Please state how many lines in the records contain the string "JSON", with no words besides the number.

(Excerpts from a figure dataset)
___

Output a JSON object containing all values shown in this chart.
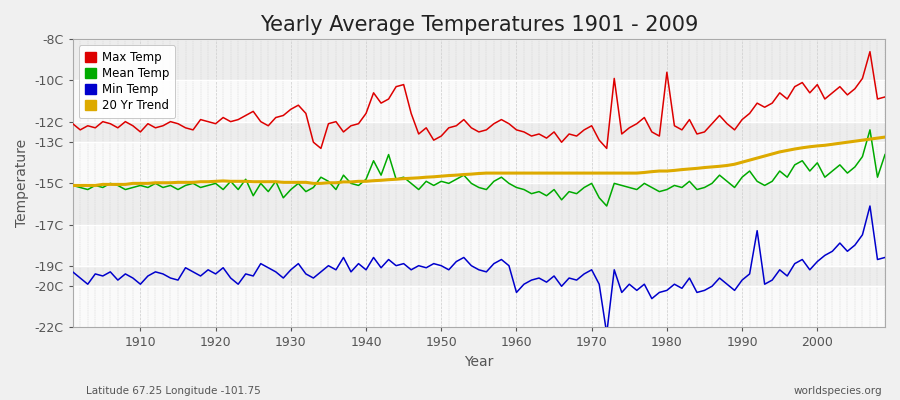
{
  "title": "Yearly Average Temperatures 1901 - 2009",
  "xlabel": "Year",
  "ylabel": "Temperature",
  "lat_lon_text": "Latitude 67.25 Longitude -101.75",
  "watermark": "worldspecies.org",
  "years": [
    1901,
    1902,
    1903,
    1904,
    1905,
    1906,
    1907,
    1908,
    1909,
    1910,
    1911,
    1912,
    1913,
    1914,
    1915,
    1916,
    1917,
    1918,
    1919,
    1920,
    1921,
    1922,
    1923,
    1924,
    1925,
    1926,
    1927,
    1928,
    1929,
    1930,
    1931,
    1932,
    1933,
    1934,
    1935,
    1936,
    1937,
    1938,
    1939,
    1940,
    1941,
    1942,
    1943,
    1944,
    1945,
    1946,
    1947,
    1948,
    1949,
    1950,
    1951,
    1952,
    1953,
    1954,
    1955,
    1956,
    1957,
    1958,
    1959,
    1960,
    1961,
    1962,
    1963,
    1964,
    1965,
    1966,
    1967,
    1968,
    1969,
    1970,
    1971,
    1972,
    1973,
    1974,
    1975,
    1976,
    1977,
    1978,
    1979,
    1980,
    1981,
    1982,
    1983,
    1984,
    1985,
    1986,
    1987,
    1988,
    1989,
    1990,
    1991,
    1992,
    1993,
    1994,
    1995,
    1996,
    1997,
    1998,
    1999,
    2000,
    2001,
    2002,
    2003,
    2004,
    2005,
    2006,
    2007,
    2008,
    2009
  ],
  "max_temp": [
    -12.1,
    -12.4,
    -12.2,
    -12.3,
    -12.0,
    -12.1,
    -12.3,
    -12.0,
    -12.2,
    -12.5,
    -12.1,
    -12.3,
    -12.2,
    -12.0,
    -12.1,
    -12.3,
    -12.4,
    -11.9,
    -12.0,
    -12.1,
    -11.8,
    -12.0,
    -11.9,
    -11.7,
    -11.5,
    -12.0,
    -12.2,
    -11.8,
    -11.7,
    -11.4,
    -11.2,
    -11.6,
    -13.0,
    -13.3,
    -12.1,
    -12.0,
    -12.5,
    -12.2,
    -12.1,
    -11.6,
    -10.6,
    -11.1,
    -10.9,
    -10.3,
    -10.2,
    -11.6,
    -12.6,
    -12.3,
    -12.9,
    -12.7,
    -12.3,
    -12.2,
    -11.9,
    -12.3,
    -12.5,
    -12.4,
    -12.1,
    -11.9,
    -12.1,
    -12.4,
    -12.5,
    -12.7,
    -12.6,
    -12.8,
    -12.5,
    -13.0,
    -12.6,
    -12.7,
    -12.4,
    -12.2,
    -12.9,
    -13.3,
    -9.9,
    -12.6,
    -12.3,
    -12.1,
    -11.8,
    -12.5,
    -12.7,
    -9.6,
    -12.2,
    -12.4,
    -11.9,
    -12.6,
    -12.5,
    -12.1,
    -11.7,
    -12.1,
    -12.4,
    -11.9,
    -11.6,
    -11.1,
    -11.3,
    -11.1,
    -10.6,
    -10.9,
    -10.3,
    -10.1,
    -10.6,
    -10.2,
    -10.9,
    -10.6,
    -10.3,
    -10.7,
    -10.4,
    -9.9,
    -8.6,
    -10.9,
    -10.8
  ],
  "mean_temp": [
    -15.1,
    -15.2,
    -15.3,
    -15.1,
    -15.2,
    -15.0,
    -15.1,
    -15.3,
    -15.2,
    -15.1,
    -15.2,
    -15.0,
    -15.2,
    -15.1,
    -15.3,
    -15.1,
    -15.0,
    -15.2,
    -15.1,
    -15.0,
    -15.3,
    -14.9,
    -15.3,
    -14.8,
    -15.6,
    -15.0,
    -15.4,
    -14.9,
    -15.7,
    -15.3,
    -15.0,
    -15.4,
    -15.2,
    -14.7,
    -14.9,
    -15.3,
    -14.6,
    -15.0,
    -15.1,
    -14.8,
    -13.9,
    -14.6,
    -13.6,
    -14.8,
    -14.7,
    -15.0,
    -15.3,
    -14.9,
    -15.1,
    -14.9,
    -15.0,
    -14.8,
    -14.6,
    -15.0,
    -15.2,
    -15.3,
    -14.9,
    -14.7,
    -15.0,
    -15.2,
    -15.3,
    -15.5,
    -15.4,
    -15.6,
    -15.3,
    -15.8,
    -15.4,
    -15.5,
    -15.2,
    -15.0,
    -15.7,
    -16.1,
    -15.0,
    -15.1,
    -15.2,
    -15.3,
    -15.0,
    -15.2,
    -15.4,
    -15.3,
    -15.1,
    -15.2,
    -14.9,
    -15.3,
    -15.2,
    -15.0,
    -14.6,
    -14.9,
    -15.2,
    -14.7,
    -14.4,
    -14.9,
    -15.1,
    -14.9,
    -14.4,
    -14.7,
    -14.1,
    -13.9,
    -14.4,
    -14.0,
    -14.7,
    -14.4,
    -14.1,
    -14.5,
    -14.2,
    -13.7,
    -12.4,
    -14.7,
    -13.6
  ],
  "min_temp": [
    -19.3,
    -19.6,
    -19.9,
    -19.4,
    -19.5,
    -19.3,
    -19.7,
    -19.4,
    -19.6,
    -19.9,
    -19.5,
    -19.3,
    -19.4,
    -19.6,
    -19.7,
    -19.1,
    -19.3,
    -19.5,
    -19.2,
    -19.4,
    -19.1,
    -19.6,
    -19.9,
    -19.4,
    -19.5,
    -18.9,
    -19.1,
    -19.3,
    -19.6,
    -19.2,
    -18.9,
    -19.4,
    -19.6,
    -19.3,
    -19.0,
    -19.2,
    -18.6,
    -19.3,
    -18.9,
    -19.2,
    -18.6,
    -19.1,
    -18.7,
    -19.0,
    -18.9,
    -19.2,
    -19.0,
    -19.1,
    -18.9,
    -19.0,
    -19.2,
    -18.8,
    -18.6,
    -19.0,
    -19.2,
    -19.3,
    -18.9,
    -18.7,
    -19.0,
    -20.3,
    -19.9,
    -19.7,
    -19.6,
    -19.8,
    -19.5,
    -20.0,
    -19.6,
    -19.7,
    -19.4,
    -19.2,
    -19.9,
    -22.3,
    -19.2,
    -20.3,
    -19.9,
    -20.2,
    -19.9,
    -20.6,
    -20.3,
    -20.2,
    -19.9,
    -20.1,
    -19.6,
    -20.3,
    -20.2,
    -20.0,
    -19.6,
    -19.9,
    -20.2,
    -19.7,
    -19.4,
    -17.3,
    -19.9,
    -19.7,
    -19.2,
    -19.5,
    -18.9,
    -18.7,
    -19.2,
    -18.8,
    -18.5,
    -18.3,
    -17.9,
    -18.3,
    -18.0,
    -17.5,
    -16.1,
    -18.7,
    -18.6
  ],
  "trend_vals": [
    -15.1,
    -15.1,
    -15.1,
    -15.1,
    -15.05,
    -15.05,
    -15.05,
    -15.05,
    -15.0,
    -15.0,
    -15.0,
    -14.97,
    -14.97,
    -14.97,
    -14.95,
    -14.95,
    -14.95,
    -14.92,
    -14.92,
    -14.9,
    -14.88,
    -14.9,
    -14.9,
    -14.9,
    -14.92,
    -14.92,
    -14.92,
    -14.92,
    -14.95,
    -14.95,
    -14.95,
    -14.95,
    -15.0,
    -15.0,
    -14.97,
    -14.97,
    -14.93,
    -14.93,
    -14.9,
    -14.9,
    -14.87,
    -14.85,
    -14.82,
    -14.8,
    -14.77,
    -14.75,
    -14.73,
    -14.7,
    -14.68,
    -14.65,
    -14.62,
    -14.6,
    -14.57,
    -14.55,
    -14.52,
    -14.5,
    -14.5,
    -14.5,
    -14.5,
    -14.5,
    -14.5,
    -14.5,
    -14.5,
    -14.5,
    -14.5,
    -14.5,
    -14.5,
    -14.5,
    -14.5,
    -14.5,
    -14.5,
    -14.5,
    -14.5,
    -14.5,
    -14.5,
    -14.5,
    -14.47,
    -14.43,
    -14.4,
    -14.4,
    -14.37,
    -14.33,
    -14.3,
    -14.27,
    -14.23,
    -14.2,
    -14.17,
    -14.13,
    -14.07,
    -13.97,
    -13.87,
    -13.77,
    -13.67,
    -13.57,
    -13.47,
    -13.4,
    -13.33,
    -13.27,
    -13.22,
    -13.18,
    -13.15,
    -13.1,
    -13.05,
    -13.0,
    -12.95,
    -12.9,
    -12.85,
    -12.8,
    -12.75
  ],
  "colors": {
    "max_temp": "#dd0000",
    "mean_temp": "#00aa00",
    "min_temp": "#0000cc",
    "trend": "#ddaa00",
    "background": "#f0f0f0",
    "plot_bg": "#f4f4f4",
    "vgrid": "#cccccc",
    "hgrid": "#ffffff",
    "axes": "#888888",
    "text": "#555555"
  },
  "ylim": [
    -22,
    -8
  ],
  "xlim": [
    1901,
    2009
  ],
  "yticks": [
    -22,
    -20,
    -19,
    -17,
    -15,
    -13,
    -12,
    -10,
    -8
  ],
  "ytick_labels": [
    "-22C",
    "-20C",
    "-19C",
    "-17C",
    "-15C",
    "-13C",
    "-12C",
    "-10C",
    "-8C"
  ],
  "xticks": [
    1910,
    1920,
    1930,
    1940,
    1950,
    1960,
    1970,
    1980,
    1990,
    2000
  ],
  "title_fontsize": 15,
  "axis_fontsize": 10,
  "tick_fontsize": 9,
  "linewidth": 1.1
}
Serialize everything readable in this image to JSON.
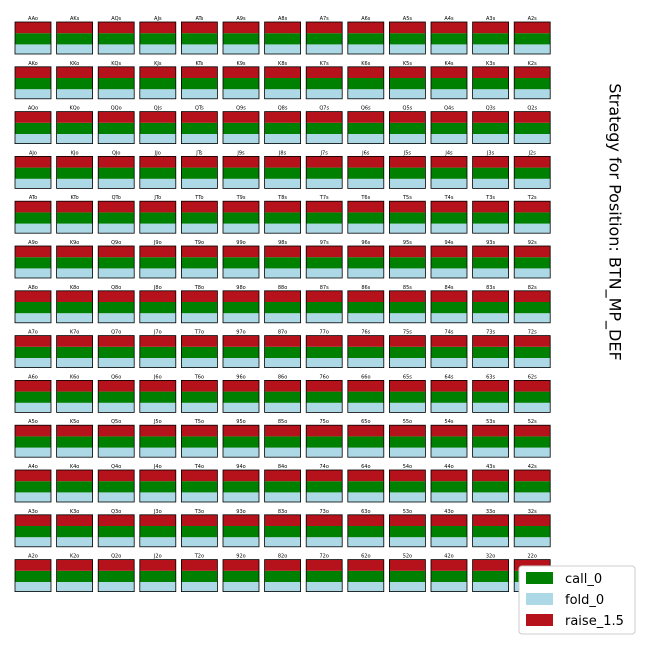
{
  "chart_data": {
    "type": "bar",
    "chart_kind": "hand-range strategy grid (stacked frequency bars per hand)",
    "title": "Strategy for Position: BTN_MP_DEF",
    "legend_placement": "bottom-right",
    "grid": false,
    "stack_order_bottom_to_top": [
      "fold_0",
      "call_0",
      "raise_1.5"
    ],
    "series": [
      {
        "name": "call_0",
        "color": "#008000",
        "value": 0.35
      },
      {
        "name": "fold_0",
        "color": "#add8e6",
        "value": 0.3
      },
      {
        "name": "raise_1.5",
        "color": "#b5121b",
        "value": 0.35
      }
    ],
    "hands": [
      [
        "AAo",
        "AKs",
        "AQs",
        "AJs",
        "ATs",
        "A9s",
        "A8s",
        "A7s",
        "A6s",
        "A5s",
        "A4s",
        "A3s",
        "A2s"
      ],
      [
        "AKo",
        "KKo",
        "KQs",
        "KJs",
        "KTs",
        "K9s",
        "K8s",
        "K7s",
        "K6s",
        "K5s",
        "K4s",
        "K3s",
        "K2s"
      ],
      [
        "AQo",
        "KQo",
        "QQo",
        "QJs",
        "QTs",
        "Q9s",
        "Q8s",
        "Q7s",
        "Q6s",
        "Q5s",
        "Q4s",
        "Q3s",
        "Q2s"
      ],
      [
        "AJo",
        "KJo",
        "QJo",
        "JJo",
        "JTs",
        "J9s",
        "J8s",
        "J7s",
        "J6s",
        "J5s",
        "J4s",
        "J3s",
        "J2s"
      ],
      [
        "ATo",
        "KTo",
        "QTo",
        "JTo",
        "TTo",
        "T9s",
        "T8s",
        "T7s",
        "T6s",
        "T5s",
        "T4s",
        "T3s",
        "T2s"
      ],
      [
        "A9o",
        "K9o",
        "Q9o",
        "J9o",
        "T9o",
        "99o",
        "98s",
        "97s",
        "96s",
        "95s",
        "94s",
        "93s",
        "92s"
      ],
      [
        "A8o",
        "K8o",
        "Q8o",
        "J8o",
        "T8o",
        "98o",
        "88o",
        "87s",
        "86s",
        "85s",
        "84s",
        "83s",
        "82s"
      ],
      [
        "A7o",
        "K7o",
        "Q7o",
        "J7o",
        "T7o",
        "97o",
        "87o",
        "77o",
        "76s",
        "75s",
        "74s",
        "73s",
        "72s"
      ],
      [
        "A6o",
        "K6o",
        "Q6o",
        "J6o",
        "T6o",
        "96o",
        "86o",
        "76o",
        "66o",
        "65s",
        "64s",
        "63s",
        "62s"
      ],
      [
        "A5o",
        "K5o",
        "Q5o",
        "J5o",
        "T5o",
        "95o",
        "85o",
        "75o",
        "65o",
        "55o",
        "54s",
        "53s",
        "52s"
      ],
      [
        "A4o",
        "K4o",
        "Q4o",
        "J4o",
        "T4o",
        "94o",
        "84o",
        "74o",
        "64o",
        "54o",
        "44o",
        "43s",
        "42s"
      ],
      [
        "A3o",
        "K3o",
        "Q3o",
        "J3o",
        "T3o",
        "93o",
        "83o",
        "73o",
        "63o",
        "53o",
        "43o",
        "33o",
        "32s"
      ],
      [
        "A2o",
        "K2o",
        "Q2o",
        "J2o",
        "T2o",
        "92o",
        "82o",
        "72o",
        "62o",
        "52o",
        "42o",
        "32o",
        "22o"
      ]
    ]
  }
}
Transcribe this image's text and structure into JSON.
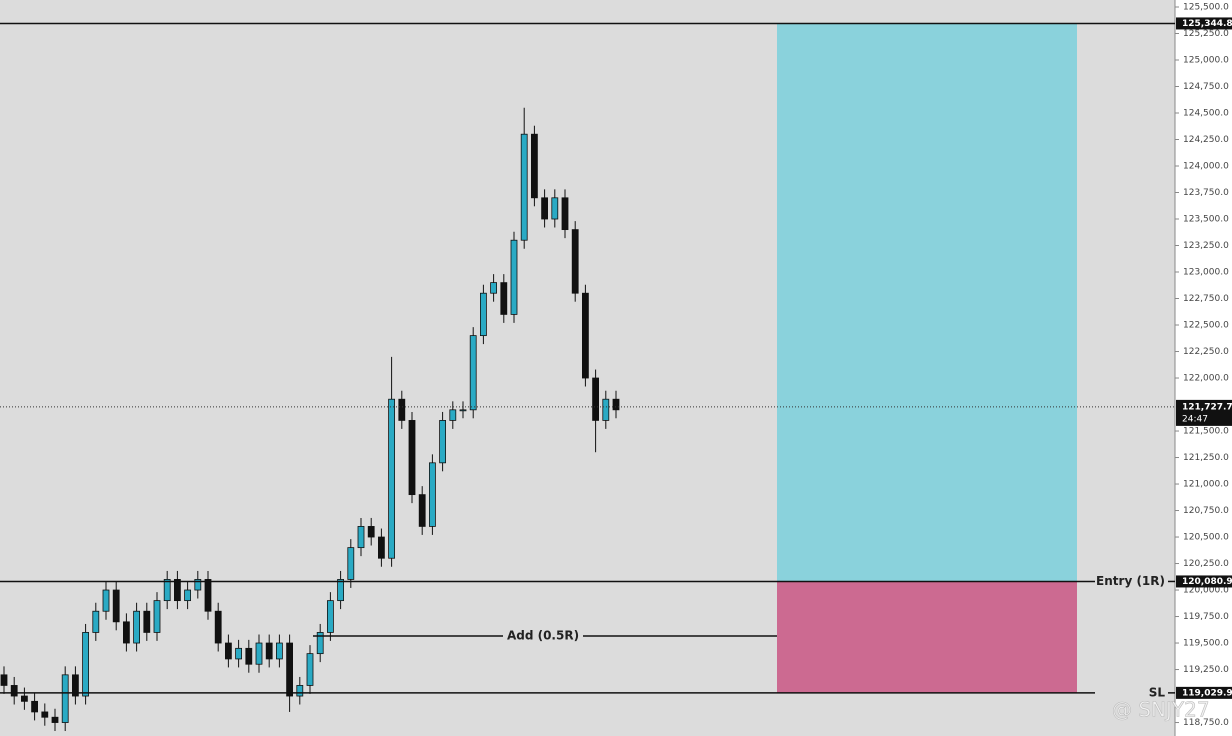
{
  "chart_data": {
    "type": "candlestick",
    "open": [
      119200,
      119100,
      119000,
      118950,
      118850,
      118800,
      118750,
      119200,
      119000,
      119600,
      119800,
      120000,
      119700,
      119500,
      119800,
      119600,
      119900,
      120100,
      119900,
      120000,
      120100,
      119800,
      119500,
      119350,
      119450,
      119300,
      119500,
      119350,
      119500,
      119000,
      119100,
      119400,
      119600,
      119900,
      120100,
      120400,
      120600,
      120500,
      120300,
      121800,
      121600,
      120900,
      120600,
      121200,
      121600,
      121700,
      121700,
      122400,
      122800,
      122900,
      122600,
      123300,
      124300,
      123700,
      123500,
      123700,
      123400,
      122800,
      122000,
      121600,
      121800
    ],
    "high": [
      119280,
      119180,
      119080,
      119030,
      118930,
      118880,
      119280,
      119280,
      119680,
      119880,
      120080,
      120080,
      119780,
      119880,
      119880,
      119980,
      120180,
      120180,
      120080,
      120180,
      120180,
      119880,
      119580,
      119530,
      119530,
      119580,
      119580,
      119580,
      119580,
      119180,
      119480,
      119680,
      119980,
      120180,
      120480,
      120680,
      120680,
      120580,
      122200,
      121880,
      121680,
      120980,
      121280,
      121680,
      121780,
      121780,
      122480,
      122880,
      122980,
      122980,
      123380,
      124550,
      124380,
      123780,
      123780,
      123780,
      123480,
      122880,
      122080,
      121880,
      121880
    ],
    "low": [
      119020,
      118920,
      118870,
      118770,
      118720,
      118670,
      118670,
      118920,
      118920,
      119520,
      119720,
      119620,
      119420,
      119420,
      119520,
      119520,
      119820,
      119820,
      119820,
      119920,
      119720,
      119420,
      119270,
      119270,
      119220,
      119220,
      119270,
      119270,
      118850,
      118920,
      119020,
      119320,
      119520,
      119820,
      120020,
      120320,
      120420,
      120220,
      120220,
      121520,
      120820,
      120520,
      120520,
      121120,
      121520,
      121620,
      121620,
      122320,
      122720,
      122520,
      122520,
      123220,
      123620,
      123420,
      123420,
      123320,
      122720,
      121920,
      121300,
      121520,
      121620
    ],
    "close": [
      119100,
      119000,
      118950,
      118850,
      118800,
      118750,
      119200,
      119000,
      119600,
      119800,
      120000,
      119700,
      119500,
      119800,
      119600,
      119900,
      120100,
      119900,
      120000,
      120100,
      119800,
      119500,
      119350,
      119450,
      119300,
      119500,
      119350,
      119500,
      119000,
      119100,
      119400,
      119600,
      119900,
      120100,
      120400,
      120600,
      120500,
      120300,
      121800,
      121600,
      120900,
      120600,
      121200,
      121600,
      121700,
      121700,
      122400,
      122800,
      122900,
      122600,
      123300,
      124300,
      123700,
      123500,
      123700,
      123400,
      122800,
      122000,
      121600,
      121800,
      121700
    ],
    "up_color": "#2aaac4",
    "down_color": "#111111",
    "ylim": [
      118623,
      125566
    ],
    "yticks": [
      {
        "value": 125500,
        "label": "125,500.0"
      },
      {
        "value": 125250,
        "label": "125,250.0"
      },
      {
        "value": 125000,
        "label": "125,000.0"
      },
      {
        "value": 124750,
        "label": "124,750.0"
      },
      {
        "value": 124500,
        "label": "124,500.0"
      },
      {
        "value": 124250,
        "label": "124,250.0"
      },
      {
        "value": 124000,
        "label": "124,000.0"
      },
      {
        "value": 123750,
        "label": "123,750.0"
      },
      {
        "value": 123500,
        "label": "123,500.0"
      },
      {
        "value": 123250,
        "label": "123,250.0"
      },
      {
        "value": 123000,
        "label": "123,000.0"
      },
      {
        "value": 122750,
        "label": "122,750.0"
      },
      {
        "value": 122500,
        "label": "122,500.0"
      },
      {
        "value": 122250,
        "label": "122,250.0"
      },
      {
        "value": 122000,
        "label": "122,000.0"
      },
      {
        "value": 121500,
        "label": "121,500.0"
      },
      {
        "value": 121250,
        "label": "121,250.0"
      },
      {
        "value": 121000,
        "label": "121,000.0"
      },
      {
        "value": 120750,
        "label": "120,750.0"
      },
      {
        "value": 120500,
        "label": "120,500.0"
      },
      {
        "value": 120250,
        "label": "120,250.0"
      },
      {
        "value": 120000,
        "label": "120,000.0"
      },
      {
        "value": 119750,
        "label": "119,750.0"
      },
      {
        "value": 119500,
        "label": "119,500.0"
      },
      {
        "value": 119250,
        "label": "119,250.0"
      },
      {
        "value": 118750,
        "label": "118,750.0"
      }
    ],
    "position": {
      "target": 125344.8,
      "entry": 120080.9,
      "stop": 119029.9,
      "profit_color": "#8ad2dc",
      "loss_color": "#cc6a91"
    },
    "levels": [
      {
        "value": 125344.8,
        "value_label": "125,344.8"
      },
      {
        "name": "Entry (1R)",
        "value": 120080.9,
        "value_label": "120,080.9"
      },
      {
        "name": "Add (0.5R)",
        "value": 119566
      },
      {
        "name": "SL",
        "value": 119029.9,
        "value_label": "119,029.9"
      }
    ],
    "last_price": {
      "value": 121727.7,
      "label": "121,727.7",
      "countdown": "24:47"
    },
    "watermark": "@ SNJY27"
  }
}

___

Right answer - 3